Provided passage
It’s Sunday, and since Friday evening I’ve been staying with my older sister Daphne and brother-in-law Denis in western Wales, in the countryside very near the coast, just east of Fishguard, which is where the ferries to southern Ireland sail from. They’ve been living here for the best part of a decade, but this is my first visit to them. They seem very content. That this is a most beautiful part of the world is true, but to be expected. Countryside, especially if next to the sea and viewed in the fine weather I’ve enjoyed, is beautiful.
Many Samizdata readers will also know two other facts about this part of Britain. First, that Daphne and Denis aren’t the only retired English people living in Wales, and second, that in these parts, although they mostly speak English, a substantial minority of the people speak their own local language, Welsh.

Written request A
Count how many lines of the records contain the string "bounding", and give only that number.
The passage and the records have nothing to do with each other.

Data rows
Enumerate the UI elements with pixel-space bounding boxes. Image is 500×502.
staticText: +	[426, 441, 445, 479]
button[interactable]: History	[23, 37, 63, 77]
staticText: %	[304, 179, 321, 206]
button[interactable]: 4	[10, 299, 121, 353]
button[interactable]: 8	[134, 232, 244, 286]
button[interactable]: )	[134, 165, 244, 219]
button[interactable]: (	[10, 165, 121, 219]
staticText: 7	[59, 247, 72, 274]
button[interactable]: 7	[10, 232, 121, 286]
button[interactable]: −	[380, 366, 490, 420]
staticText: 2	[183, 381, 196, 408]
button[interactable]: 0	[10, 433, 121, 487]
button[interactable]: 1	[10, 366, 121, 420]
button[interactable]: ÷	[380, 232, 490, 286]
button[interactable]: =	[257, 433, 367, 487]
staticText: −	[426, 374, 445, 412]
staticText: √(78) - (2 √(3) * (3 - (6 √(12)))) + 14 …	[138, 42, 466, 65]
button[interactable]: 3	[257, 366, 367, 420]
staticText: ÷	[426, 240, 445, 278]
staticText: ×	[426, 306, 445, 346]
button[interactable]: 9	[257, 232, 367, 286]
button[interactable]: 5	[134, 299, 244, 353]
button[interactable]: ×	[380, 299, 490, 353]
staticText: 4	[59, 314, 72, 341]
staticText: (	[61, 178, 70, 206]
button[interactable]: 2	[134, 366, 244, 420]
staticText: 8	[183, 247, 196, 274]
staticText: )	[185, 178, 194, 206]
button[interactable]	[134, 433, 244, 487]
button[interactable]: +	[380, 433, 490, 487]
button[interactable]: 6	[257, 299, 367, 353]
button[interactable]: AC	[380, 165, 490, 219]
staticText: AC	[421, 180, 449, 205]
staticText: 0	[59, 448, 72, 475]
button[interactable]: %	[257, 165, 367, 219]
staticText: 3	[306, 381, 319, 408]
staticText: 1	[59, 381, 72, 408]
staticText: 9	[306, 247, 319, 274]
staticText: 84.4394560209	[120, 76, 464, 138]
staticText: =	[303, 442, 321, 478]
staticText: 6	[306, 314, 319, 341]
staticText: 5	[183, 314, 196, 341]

Written request B
Write the next part of the passage about the visit to western Wales, starting after its final sentence.

Task output A
1

Task output B
But here’s where it gets interesting. Daphne and Denis are both learning Welsh. They are taking it very seriously. From October 1st of this year until March 31st 2003 (at which time the plan will be reassessed) they will be speaking to each other entirely in Welsh, unless third parties who only understand English are present. Daphne has also told all her local acquaintances that she would also like to speak Welsh with all of them who speak it.
They are not the only retired English expats here to do this, in fact Denis tells me that it was meeting another Englishman who had become fluent in Welsh was what first encouraged him. Welsh classes abound.
Why are these people doing this?
Basically, they are learning Welsh because it is there. Welsh is by far the most substantial non-English language spoken in Britain. Eighteen per cent of the Welsh people speak it, so Denis tells me, and although hardly anyone is fluent only in Welsh, many prefer Welsh and speak it whenever they can. In a mere couple of days I have already experience the feeling of exclusion that you get here as a mono-lingual Englishman. Yesterday Denis and I walked to a local tourist site, an ancient Celtic burial mound with a weird looking mini-stonehenge-like structure on the top which looks down on their home across the valley, and he was soon chatting away in Welsh to some of the other visitors. What were they talking about? And exactly which Welsh words on the bilingual signposts that they have everywhere correspond to which English words on the signposts? If you’re an Anglo living here, that question must occur to you pretty well every time you go out.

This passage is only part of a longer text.